PROBLEM REQUIREMENTS:
All the entries need to be quoted exactly, apart from the pictures, which you should drop.
** start DATA FOR THIS EXERCISE **
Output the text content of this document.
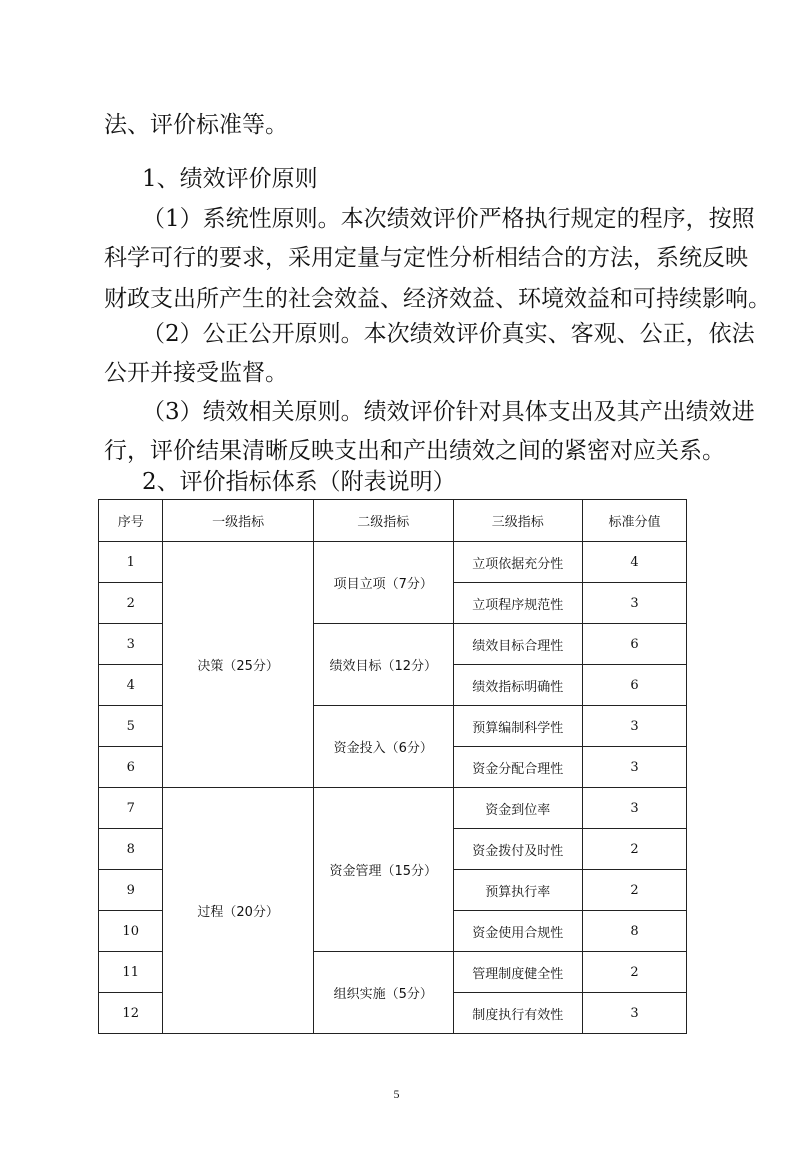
法、评价标准等。

1、绩效评价原则

（1）系统性原则。本次绩效评价严格执行规定的程序，按照

科学可行的要求，采用定量与定性分析相结合的方法，系统反映

财政支出所产生的社会效益、经济效益、环境效益和可持续影响。

（2）公正公开原则。本次绩效评价真实、客观、公正，依法

公开并接受监督。

（3）绩效相关原则。绩效评价针对具体支出及其产出绩效进

行，评价结果清晰反映支出和产出绩效之间的紧密对应关系。

2、评价指标体系（附表说明）

序号	一级指标	二级指标	三级指标	标准分值
1	决策（25分）	项目立项（7分）	立项依据充分性	4
2			立项程序规范性	3
3		绩效目标（12分）	绩效目标合理性	6
4			绩效指标明确性	6
5		资金投入（6分）	预算编制科学性	3
6			资金分配合理性	3
7	过程（20分）	资金管理（15分）	资金到位率	3
8			资金拨付及时性	2
9			预算执行率	2
10			资金使用合规性	8
11		组织实施（5分）	管理制度健全性	2
12			制度执行有效性	3
5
** end DATA FOR THIS EXERCISE **
FINISHED TASK:
Output the text content of this document.
法、评价标准等。

1、绩效评价原则

（1）系统性原则。本次绩效评价严格执行规定的程序，按照

科学可行的要求，采用定量与定性分析相结合的方法，系统反映

财政支出所产生的社会效益、经济效益、环境效益和可持续影响。

（2）公正公开原则。本次绩效评价真实、客观、公正，依法

公开并接受监督。

（3）绩效相关原则。绩效评价针对具体支出及其产出绩效进

行，评价结果清晰反映支出和产出绩效之间的紧密对应关系。

2、评价指标体系（附表说明）

序号	一级指标	二级指标	三级指标	标准分值
1	决策（25分）	项目立项（7分）	立项依据充分性	4
2			立项程序规范性	3
3		绩效目标（12分）	绩效目标合理性	6
4			绩效指标明确性	6
5		资金投入（6分）	预算编制科学性	3
6			资金分配合理性	3
7	过程（20分）	资金管理（15分）	资金到位率	3
8			资金拨付及时性	2
9			预算执行率	2
10			资金使用合规性	8
11		组织实施（5分）	管理制度健全性	2
12			制度执行有效性	3
5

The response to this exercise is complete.